§ Instruction: Return the lines below that carry the word "diga".

§ Given records:
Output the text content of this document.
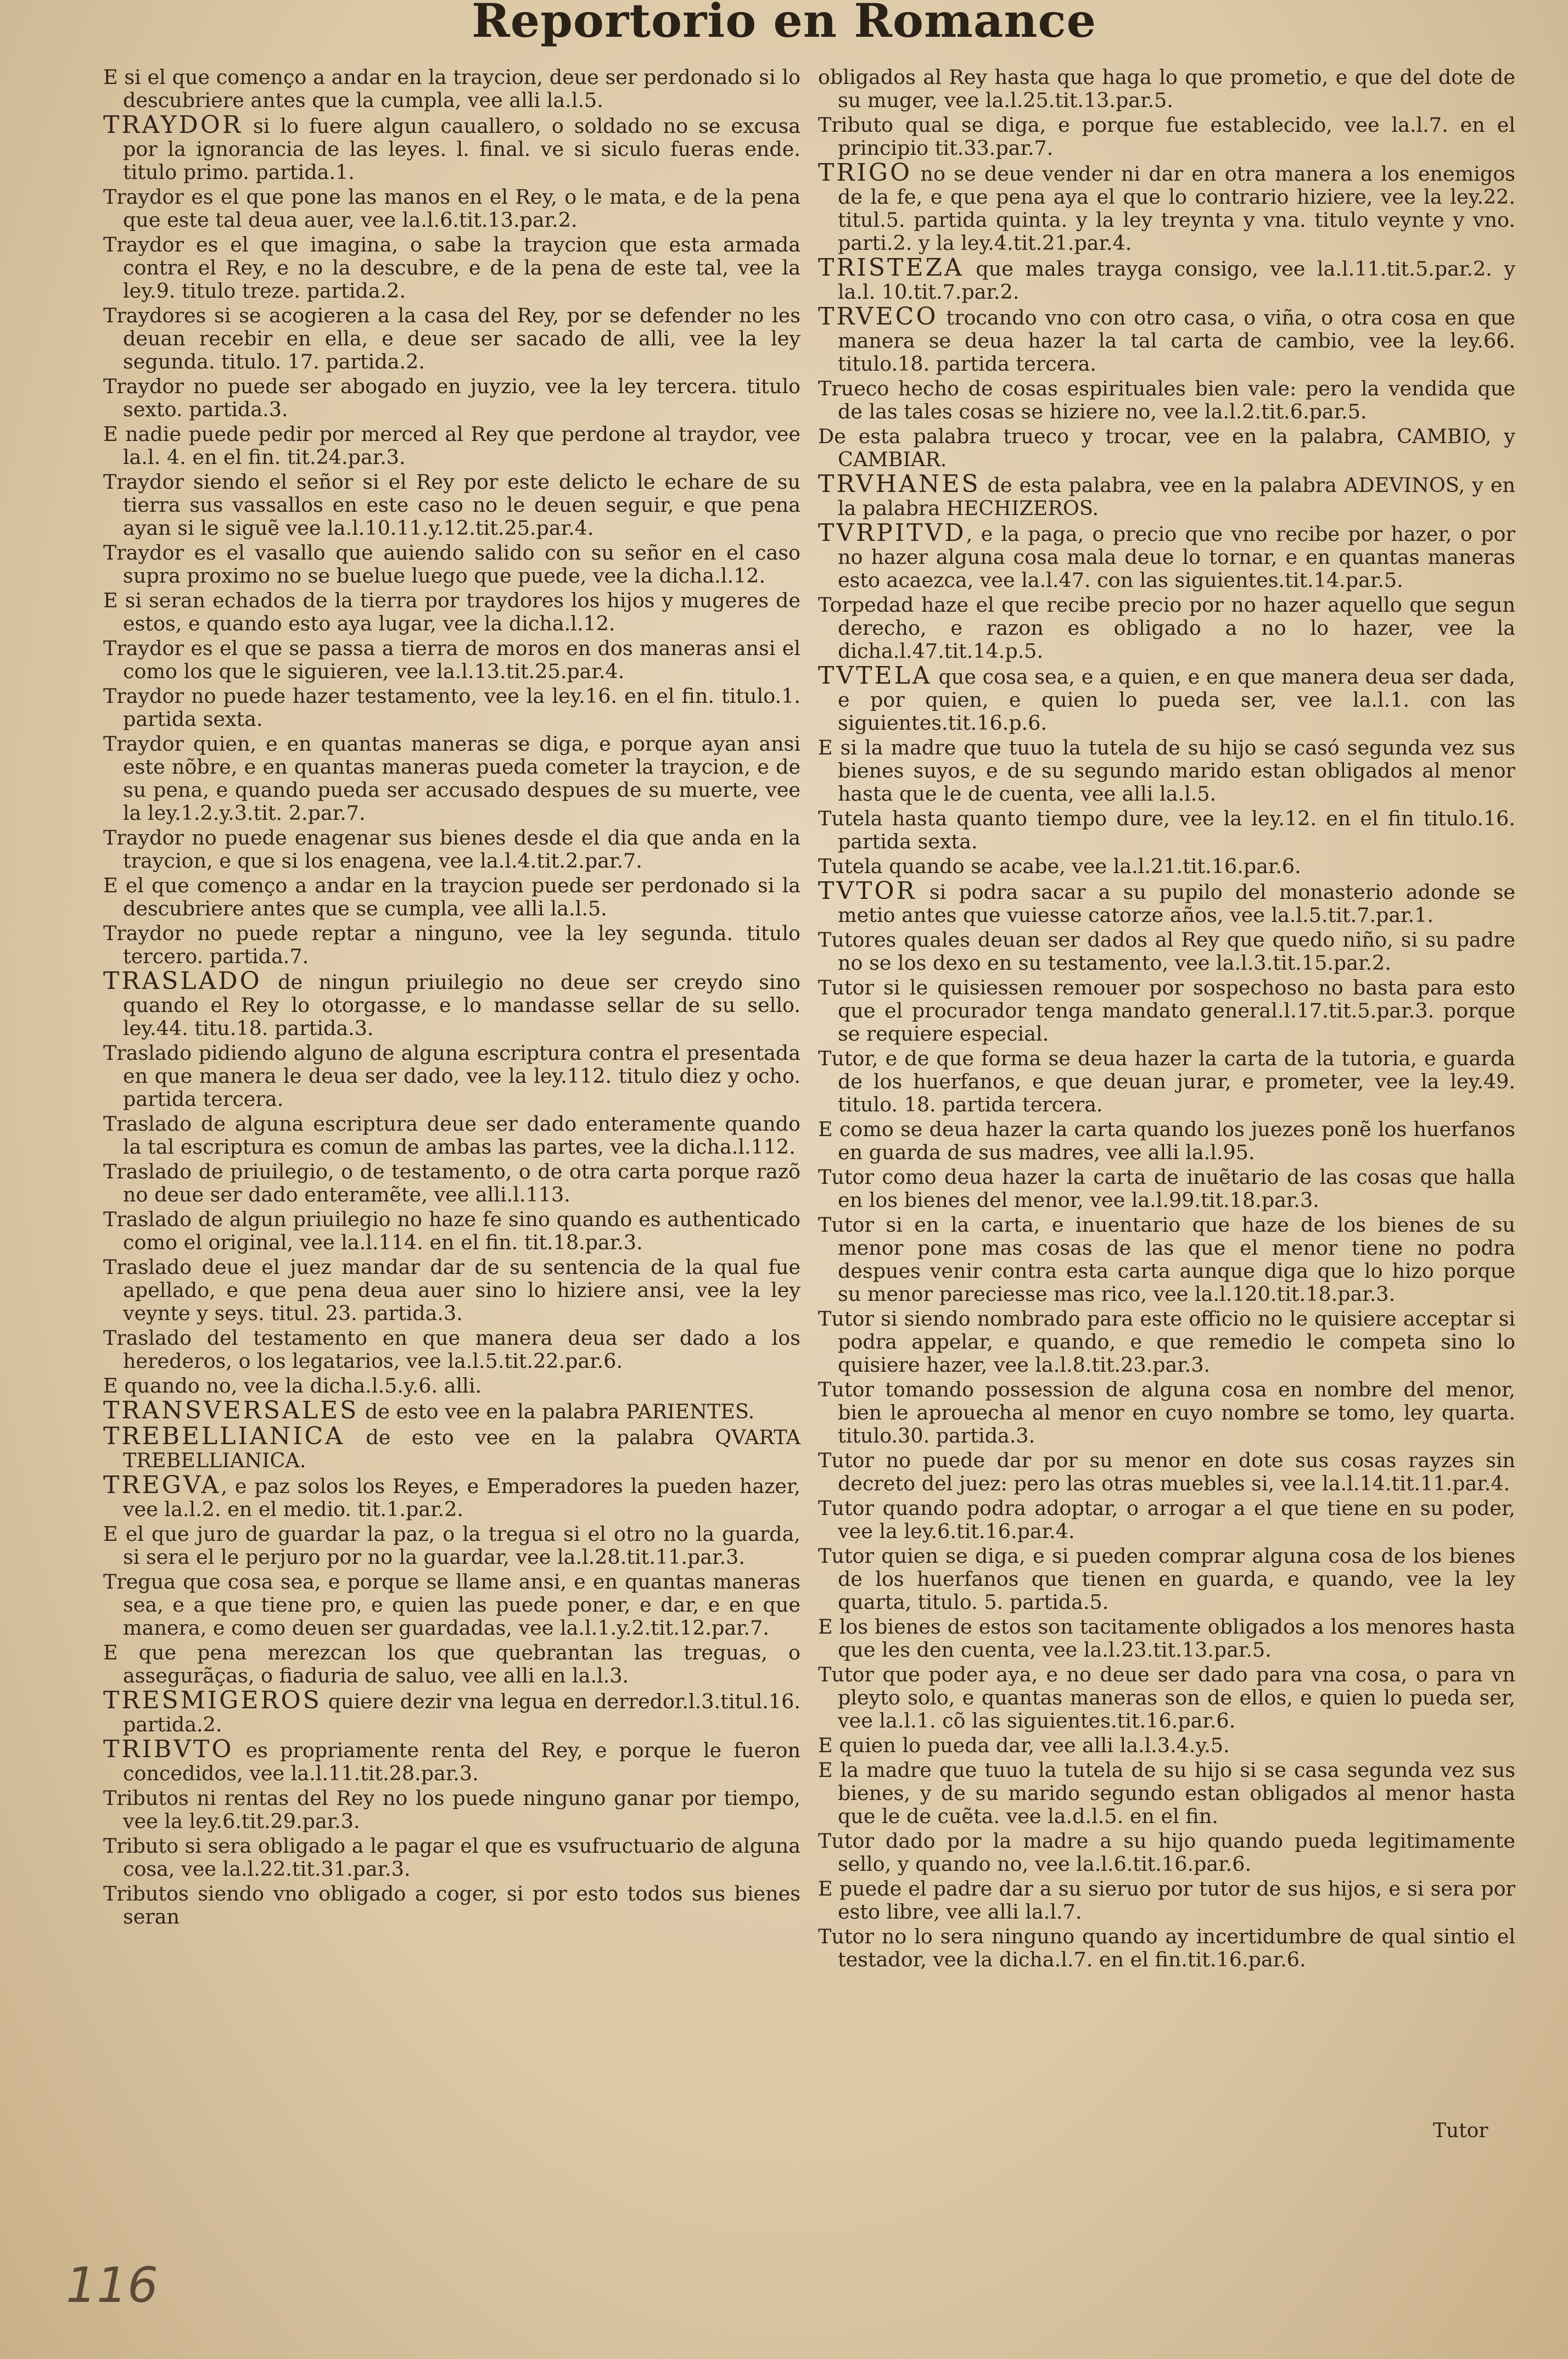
Reportorio en Romance

E si el que començo a andar en la traycion, deue ser perdonado si lo descubriere antes que la cumpla, vee alli la.l.5.

TRAYDOR si lo fuere algun cauallero, o soldado no se excusa por la ignorancia de las leyes. l. final. ve si siculo fueras ende. titulo primo. partida.1.

Traydor es el que pone las manos en el Rey, o le mata, e de la pena que este tal deua auer, vee la.l.6.tit.13.par.2.

Traydor es el que imagina, o sabe la traycion que esta armada contra el Rey, e no la descubre, e de la pena de este tal, vee la ley.9. titulo treze. partida.2.

Traydores si se acogieren a la casa del Rey, por se defender no les deuan recebir en ella, e deue ser sacado de alli, vee la ley segunda. titulo. 17. partida.2.

Traydor no puede ser abogado en juyzio, vee la ley tercera. titulo sexto. partida.3.

E nadie puede pedir por merced al Rey que perdone al traydor, vee la.l. 4. en el fin. tit.24.par.3.

Traydor siendo el señor si el Rey por este delicto le echare de su tierra sus vassallos en este caso no le deuen seguir, e que pena ayan si le siguẽ vee la.l.10.11.y.12.tit.25.par.4.

Traydor es el vasallo que auiendo salido con su señor en el caso supra proximo no se buelue luego que puede, vee la dicha.l.12.

E si seran echados de la tierra por traydores los hijos y mugeres de estos, e quando esto aya lugar, vee la dicha.l.12.

Traydor es el que se passa a tierra de moros en dos maneras ansi el como los que le siguieren, vee la.l.13.tit.25.par.4.

Traydor no puede hazer testamento, vee la ley.16. en el fin. titulo.1. partida sexta.

Traydor quien, e en quantas maneras se diga, e porque ayan ansi este nõbre, e en quantas maneras pueda cometer la traycion, e de su pena, e quando pueda ser accusado despues de su muerte, vee la ley.1.2.y.3.tit. 2.par.7.

Traydor no puede enagenar sus bienes desde el dia que anda en la traycion, e que si los enagena, vee la.l.4.tit.2.par.7.

E el que començo a andar en la traycion puede ser perdonado si la descubriere antes que se cumpla, vee alli la.l.5.

Traydor no puede reptar a ninguno, vee la ley segunda. titulo tercero. partida.7.

TRASLADO de ningun priuilegio no deue ser creydo sino quando el Rey lo otorgasse, e lo mandasse sellar de su sello. ley.44. titu.18. partida.3.

Traslado pidiendo alguno de alguna escriptura contra el presentada en que manera le deua ser dado, vee la ley.112. titulo diez y ocho. partida tercera.

Traslado de alguna escriptura deue ser dado enteramente quando la tal escriptura es comun de ambas las partes, vee la dicha.l.112.

Traslado de priuilegio, o de testamento, o de otra carta porque razõ no deue ser dado enteramẽte, vee alli.l.113.

Traslado de algun priuilegio no haze fe sino quando es authenticado como el original, vee la.l.114. en el fin. tit.18.par.3.

Traslado deue el juez mandar dar de su sentencia de la qual fue apellado, e que pena deua auer sino lo hiziere ansi, vee la ley veynte y seys. titul. 23. partida.3.

Traslado del testamento en que manera deua ser dado a los herederos, o los legatarios, vee la.l.5.tit.22.par.6.

E quando no, vee la dicha.l.5.y.6. alli.

TRANSVERSALES de esto vee en la palabra PARIENTES.

TREBELLIANICA de esto vee en la palabra QVARTA TREBELLIANICA.

TREGVA, e paz solos los Reyes, e Emperadores la pueden hazer, vee la.l.2. en el medio. tit.1.par.2.

E el que juro de guardar la paz, o la tregua si el otro no la guarda, si sera el le perjuro por no la guardar, vee la.l.28.tit.11.par.3.

Tregua que cosa sea, e porque se llame ansi, e en quantas maneras sea, e a que tiene pro, e quien las puede poner, e dar, e en que manera, e como deuen ser guardadas, vee la.l.1.y.2.tit.12.par.7.

E que pena merezcan los que quebrantan las treguas, o assegurãças, o fiaduria de saluo, vee alli en la.l.3.

TRESMIGEROS quiere dezir vna legua en derredor.l.3.titul.16. partida.2.

TRIBVTO es propriamente renta del Rey, e porque le fueron concedidos, vee la.l.11.tit.28.par.3.

Tributos ni rentas del Rey no los puede ninguno ganar por tiempo, vee la ley.6.tit.29.par.3.

Tributo si sera obligado a le pagar el que es vsufructuario de alguna cosa, vee la.l.22.tit.31.par.3.

Tributos siendo vno obligado a coger, si por esto todos sus bienes seran

obligados al Rey hasta que haga lo que prometio, e que del dote de su muger, vee la.l.25.tit.13.par.5.

Tributo qual se diga, e porque fue establecido, vee la.l.7. en el principio tit.33.par.7.

TRIGO no se deue vender ni dar en otra manera a los enemigos de la fe, e que pena aya el que lo contrario hiziere, vee la ley.22. titul.5. partida quinta. y la ley treynta y vna. titulo veynte y vno. parti.2. y la ley.4.tit.21.par.4.

TRISTEZA que males trayga consigo, vee la.l.11.tit.5.par.2. y la.l. 10.tit.7.par.2.

TRVECO trocando vno con otro casa, o viña, o otra cosa en que manera se deua hazer la tal carta de cambio, vee la ley.66. titulo.18. partida tercera.

Trueco hecho de cosas espirituales bien vale: pero la vendida que de las tales cosas se hiziere no, vee la.l.2.tit.6.par.5.

De esta palabra trueco y trocar, vee en la palabra, CAMBIO, y CAMBIAR.

TRVHANES de esta palabra, vee en la palabra ADEVINOS, y en la palabra HECHIZEROS.

TVRPITVD, e la paga, o precio que vno recibe por hazer, o por no hazer alguna cosa mala deue lo tornar, e en quantas maneras esto acaezca, vee la.l.47. con las siguientes.tit.14.par.5.

Torpedad haze el que recibe precio por no hazer aquello que segun derecho, e razon es obligado a no lo hazer, vee la dicha.l.47.tit.14.p.5.

TVTELA que cosa sea, e a quien, e en que manera deua ser dada, e por quien, e quien lo pueda ser, vee la.l.1. con las siguientes.tit.16.p.6.

E si la madre que tuuo la tutela de su hijo se casó segunda vez sus bienes suyos, e de su segundo marido estan obligados al menor hasta que le de cuenta, vee alli la.l.5.

Tutela hasta quanto tiempo dure, vee la ley.12. en el fin titulo.16. partida sexta.

Tutela quando se acabe, vee la.l.21.tit.16.par.6.

TVTOR si podra sacar a su pupilo del monasterio adonde se metio antes que vuiesse catorze años, vee la.l.5.tit.7.par.1.

Tutores quales deuan ser dados al Rey que quedo niño, si su padre no se los dexo en su testamento, vee la.l.3.tit.15.par.2.

Tutor si le quisiessen remouer por sospechoso no basta para esto que el procurador tenga mandato general.l.17.tit.5.par.3. porque se requiere especial.

Tutor, e de que forma se deua hazer la carta de la tutoria, e guarda de los huerfanos, e que deuan jurar, e prometer, vee la ley.49. titulo. 18. partida tercera.

E como se deua hazer la carta quando los juezes ponẽ los huerfanos en guarda de sus madres, vee alli la.l.95.

Tutor como deua hazer la carta de inuẽtario de las cosas que halla en los bienes del menor, vee la.l.99.tit.18.par.3.

Tutor si en la carta, e inuentario que haze de los bienes de su menor pone mas cosas de las que el menor tiene no podra despues venir contra esta carta aunque diga que lo hizo porque su menor pareciesse mas rico, vee la.l.120.tit.18.par.3.

Tutor si siendo nombrado para este officio no le quisiere acceptar si podra appelar, e quando, e que remedio le competa sino lo quisiere hazer, vee la.l.8.tit.23.par.3.

Tutor tomando possession de alguna cosa en nombre del menor, bien le aprouecha al menor en cuyo nombre se tomo, ley quarta. titulo.30. partida.3.

Tutor no puede dar por su menor en dote sus cosas rayzes sin decreto del juez: pero las otras muebles si, vee la.l.14.tit.11.par.4.

Tutor quando podra adoptar, o arrogar a el que tiene en su poder, vee la ley.6.tit.16.par.4.

Tutor quien se diga, e si pueden comprar alguna cosa de los bienes de los huerfanos que tienen en guarda, e quando, vee la ley quarta, titulo. 5. partida.5.

E los bienes de estos son tacitamente obligados a los menores hasta que les den cuenta, vee la.l.23.tit.13.par.5.

Tutor que poder aya, e no deue ser dado para vna cosa, o para vn pleyto solo, e quantas maneras son de ellos, e quien lo pueda ser, vee la.l.1. cõ las siguientes.tit.16.par.6.

E quien lo pueda dar, vee alli la.l.3.4.y.5.

E la madre que tuuo la tutela de su hijo si se casa segunda vez sus bienes, y de su marido segundo estan obligados al menor hasta que le de cuẽta. vee la.d.l.5. en el fin.

Tutor dado por la madre a su hijo quando pueda legitimamente sello, y quando no, vee la.l.6.tit.16.par.6.

E puede el padre dar a su sieruo por tutor de sus hijos, e si sera por esto libre, vee alli la.l.7.

Tutor no lo sera ninguno quando ay incertidumbre de qual sintio el testador, vee la dicha.l.7. en el fin.tit.16.par.6.

Tutor
116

§ The completed task:
Traydor quien, e en quantas maneras se diga, e porque ayan ansi este nõbre, e en quantas maneras pueda cometer la traycion, e de su pena, e quando pueda ser accusado despues de su muerte, vee la ley.1.2.y.3.tit. 2.par.7.
Tributo qual se diga, e porque fue establecido, vee la.l.7. en el principio tit.33.par.7.
Tutor si en la carta, e inuentario que haze de los bienes de su menor pone mas cosas de las que el menor tiene no podra despues venir contra esta carta aunque diga que lo hizo porque su menor pareciesse mas rico, vee la.l.120.tit.18.par.3.
Tutor quien se diga, e si pueden comprar alguna cosa de los bienes de los huerfanos que tienen en guarda, e quando, vee la ley quarta, titulo. 5. partida.5.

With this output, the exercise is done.